-------- INFORMATION PROVIDED

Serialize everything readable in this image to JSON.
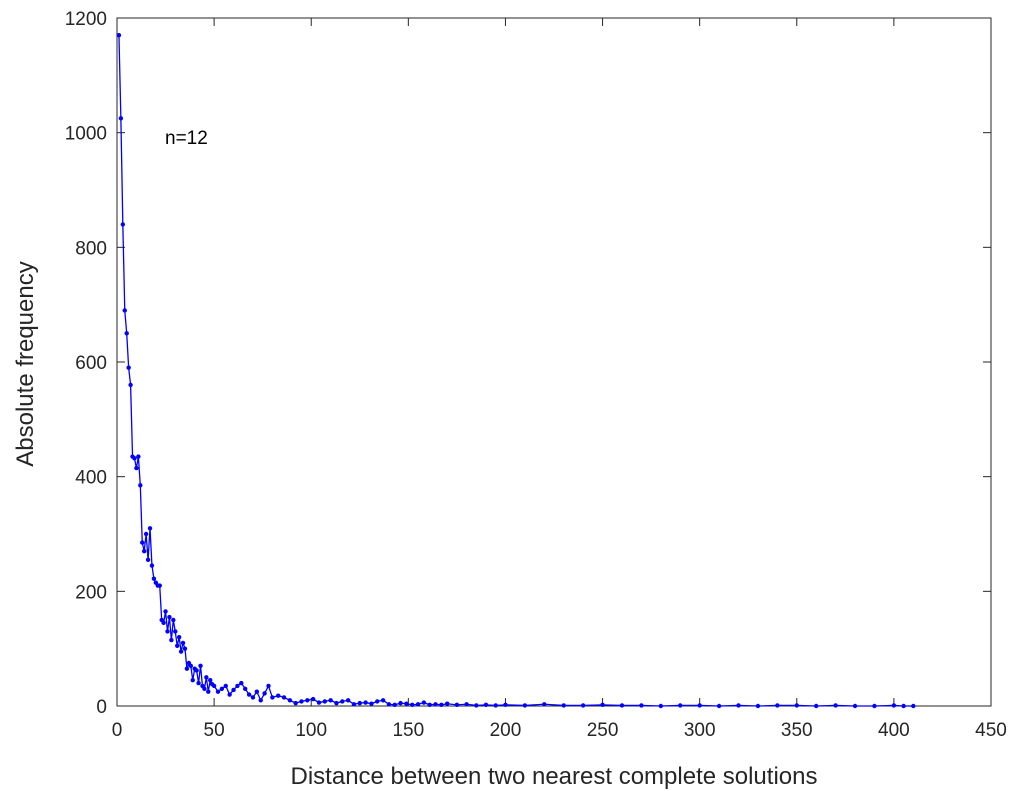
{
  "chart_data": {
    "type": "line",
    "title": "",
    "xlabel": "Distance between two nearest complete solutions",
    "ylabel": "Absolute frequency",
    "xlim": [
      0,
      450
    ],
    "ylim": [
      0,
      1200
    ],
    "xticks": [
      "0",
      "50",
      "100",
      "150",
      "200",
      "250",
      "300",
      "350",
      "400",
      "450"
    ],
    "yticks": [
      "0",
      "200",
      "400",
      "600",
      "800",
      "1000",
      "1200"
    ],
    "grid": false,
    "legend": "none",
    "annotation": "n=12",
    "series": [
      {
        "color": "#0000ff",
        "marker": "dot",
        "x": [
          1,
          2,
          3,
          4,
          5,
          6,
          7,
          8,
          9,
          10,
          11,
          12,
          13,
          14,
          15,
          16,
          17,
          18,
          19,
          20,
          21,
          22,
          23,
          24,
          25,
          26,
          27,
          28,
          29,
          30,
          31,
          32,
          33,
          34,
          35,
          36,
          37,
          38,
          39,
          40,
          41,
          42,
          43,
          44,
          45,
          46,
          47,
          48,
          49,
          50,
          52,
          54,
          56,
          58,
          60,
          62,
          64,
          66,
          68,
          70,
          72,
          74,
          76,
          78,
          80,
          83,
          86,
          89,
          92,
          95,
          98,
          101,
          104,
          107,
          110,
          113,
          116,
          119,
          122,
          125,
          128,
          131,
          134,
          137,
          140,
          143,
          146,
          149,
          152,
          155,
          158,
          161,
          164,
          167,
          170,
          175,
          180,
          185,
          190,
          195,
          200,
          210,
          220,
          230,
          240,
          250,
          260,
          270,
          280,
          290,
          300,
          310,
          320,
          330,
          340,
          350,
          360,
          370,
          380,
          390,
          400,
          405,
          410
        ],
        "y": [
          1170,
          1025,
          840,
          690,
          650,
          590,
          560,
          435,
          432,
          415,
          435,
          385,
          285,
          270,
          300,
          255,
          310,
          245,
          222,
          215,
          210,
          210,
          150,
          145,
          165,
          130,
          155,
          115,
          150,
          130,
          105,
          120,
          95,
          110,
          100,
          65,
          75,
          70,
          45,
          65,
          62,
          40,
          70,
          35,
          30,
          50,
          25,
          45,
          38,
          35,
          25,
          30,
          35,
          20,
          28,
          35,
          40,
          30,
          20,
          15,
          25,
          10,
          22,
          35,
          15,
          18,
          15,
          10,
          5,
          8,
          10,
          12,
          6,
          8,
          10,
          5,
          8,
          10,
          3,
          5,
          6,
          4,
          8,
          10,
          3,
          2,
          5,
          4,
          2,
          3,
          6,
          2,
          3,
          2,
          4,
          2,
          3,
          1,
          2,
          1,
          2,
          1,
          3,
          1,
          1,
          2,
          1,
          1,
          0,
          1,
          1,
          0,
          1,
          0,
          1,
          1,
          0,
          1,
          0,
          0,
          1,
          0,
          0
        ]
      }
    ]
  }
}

----------------

TASK TO COMPLETE →
Retype each record exactly as it stands, but do not include the pictures.

WORKED SOLUTION →
Serialize everything readable in this image to JSON.
{
  "chart_data": {
    "type": "line",
    "title": "",
    "xlabel": "Distance between two nearest complete solutions",
    "ylabel": "Absolute frequency",
    "xlim": [
      0,
      450
    ],
    "ylim": [
      0,
      1200
    ],
    "xticks": [
      "0",
      "50",
      "100",
      "150",
      "200",
      "250",
      "300",
      "350",
      "400",
      "450"
    ],
    "yticks": [
      "0",
      "200",
      "400",
      "600",
      "800",
      "1000",
      "1200"
    ],
    "grid": false,
    "legend": "none",
    "annotation": "n=12",
    "series": [
      {
        "color": "#0000ff",
        "marker": "dot",
        "x": [
          1,
          2,
          3,
          4,
          5,
          6,
          7,
          8,
          9,
          10,
          11,
          12,
          13,
          14,
          15,
          16,
          17,
          18,
          19,
          20,
          21,
          22,
          23,
          24,
          25,
          26,
          27,
          28,
          29,
          30,
          31,
          32,
          33,
          34,
          35,
          36,
          37,
          38,
          39,
          40,
          41,
          42,
          43,
          44,
          45,
          46,
          47,
          48,
          49,
          50,
          52,
          54,
          56,
          58,
          60,
          62,
          64,
          66,
          68,
          70,
          72,
          74,
          76,
          78,
          80,
          83,
          86,
          89,
          92,
          95,
          98,
          101,
          104,
          107,
          110,
          113,
          116,
          119,
          122,
          125,
          128,
          131,
          134,
          137,
          140,
          143,
          146,
          149,
          152,
          155,
          158,
          161,
          164,
          167,
          170,
          175,
          180,
          185,
          190,
          195,
          200,
          210,
          220,
          230,
          240,
          250,
          260,
          270,
          280,
          290,
          300,
          310,
          320,
          330,
          340,
          350,
          360,
          370,
          380,
          390,
          400,
          405,
          410
        ],
        "y": [
          1170,
          1025,
          840,
          690,
          650,
          590,
          560,
          435,
          432,
          415,
          435,
          385,
          285,
          270,
          300,
          255,
          310,
          245,
          222,
          215,
          210,
          210,
          150,
          145,
          165,
          130,
          155,
          115,
          150,
          130,
          105,
          120,
          95,
          110,
          100,
          65,
          75,
          70,
          45,
          65,
          62,
          40,
          70,
          35,
          30,
          50,
          25,
          45,
          38,
          35,
          25,
          30,
          35,
          20,
          28,
          35,
          40,
          30,
          20,
          15,
          25,
          10,
          22,
          35,
          15,
          18,
          15,
          10,
          5,
          8,
          10,
          12,
          6,
          8,
          10,
          5,
          8,
          10,
          3,
          5,
          6,
          4,
          8,
          10,
          3,
          2,
          5,
          4,
          2,
          3,
          6,
          2,
          3,
          2,
          4,
          2,
          3,
          1,
          2,
          1,
          2,
          1,
          3,
          1,
          1,
          2,
          1,
          1,
          0,
          1,
          1,
          0,
          1,
          0,
          1,
          1,
          0,
          1,
          0,
          0,
          1,
          0,
          0
        ]
      }
    ]
  }
}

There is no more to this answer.